**Required task:**
Output all lines exactly.

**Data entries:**

━━━━━━━━━━━━━━━━━━━━━━━━━━━━━━

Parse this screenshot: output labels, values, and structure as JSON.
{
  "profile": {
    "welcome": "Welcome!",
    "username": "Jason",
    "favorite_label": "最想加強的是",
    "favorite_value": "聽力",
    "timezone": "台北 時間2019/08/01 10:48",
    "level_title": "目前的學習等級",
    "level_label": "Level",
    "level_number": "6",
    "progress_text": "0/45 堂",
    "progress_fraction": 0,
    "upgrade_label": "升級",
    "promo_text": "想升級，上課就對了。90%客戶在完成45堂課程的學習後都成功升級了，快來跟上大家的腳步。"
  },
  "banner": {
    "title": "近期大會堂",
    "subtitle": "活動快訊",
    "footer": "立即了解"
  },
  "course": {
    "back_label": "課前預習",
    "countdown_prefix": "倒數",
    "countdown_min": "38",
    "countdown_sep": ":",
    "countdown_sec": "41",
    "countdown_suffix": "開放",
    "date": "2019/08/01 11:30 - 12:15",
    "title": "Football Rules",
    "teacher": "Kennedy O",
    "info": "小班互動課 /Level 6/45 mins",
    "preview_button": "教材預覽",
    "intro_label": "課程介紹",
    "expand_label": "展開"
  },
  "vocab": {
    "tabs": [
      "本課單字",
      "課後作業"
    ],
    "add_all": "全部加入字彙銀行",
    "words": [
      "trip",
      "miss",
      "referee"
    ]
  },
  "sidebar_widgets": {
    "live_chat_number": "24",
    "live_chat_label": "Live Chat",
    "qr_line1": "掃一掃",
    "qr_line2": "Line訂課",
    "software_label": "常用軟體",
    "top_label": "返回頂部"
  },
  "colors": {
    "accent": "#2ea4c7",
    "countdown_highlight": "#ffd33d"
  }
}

━━━━━━━━━━━━━━━━━━━━━━━━━━━━━━

**Full answer:**
Parse this screenshot: output labels, values, and structure as JSON.
{
  "profile": {
    "welcome": "Welcome!",
    "username": "Jason",
    "favorite_label": "最想加強的是",
    "favorite_value": "聽力",
    "timezone": "台北 時間2019/08/01 10:48",
    "level_title": "目前的學習等級",
    "level_label": "Level",
    "level_number": "6",
    "progress_text": "0/45 堂",
    "progress_fraction": 0,
    "upgrade_label": "升級",
    "promo_text": "想升級，上課就對了。90%客戶在完成45堂課程的學習後都成功升級了，快來跟上大家的腳步。"
  },
  "banner": {
    "title": "近期大會堂",
    "subtitle": "活動快訊",
    "footer": "立即了解"
  },
  "course": {
    "back_label": "課前預習",
    "countdown_prefix": "倒數",
    "countdown_min": "38",
    "countdown_sep": ":",
    "countdown_sec": "41",
    "countdown_suffix": "開放",
    "date": "2019/08/01 11:30 - 12:15",
    "title": "Football Rules",
    "teacher": "Kennedy O",
    "info": "小班互動課 /Level 6/45 mins",
    "preview_button": "教材預覽",
    "intro_label": "課程介紹",
    "expand_label": "展開"
  },
  "vocab": {
    "tabs": [
      "本課單字",
      "課後作業"
    ],
    "add_all": "全部加入字彙銀行",
    "words": [
      "trip",
      "miss",
      "referee"
    ]
  },
  "sidebar_widgets": {
    "live_chat_number": "24",
    "live_chat_label": "Live Chat",
    "qr_line1": "掃一掃",
    "qr_line2": "Line訂課",
    "software_label": "常用軟體",
    "top_label": "返回頂部"
  },
  "colors": {
    "accent": "#2ea4c7",
    "countdown_highlight": "#ffd33d"
  }
}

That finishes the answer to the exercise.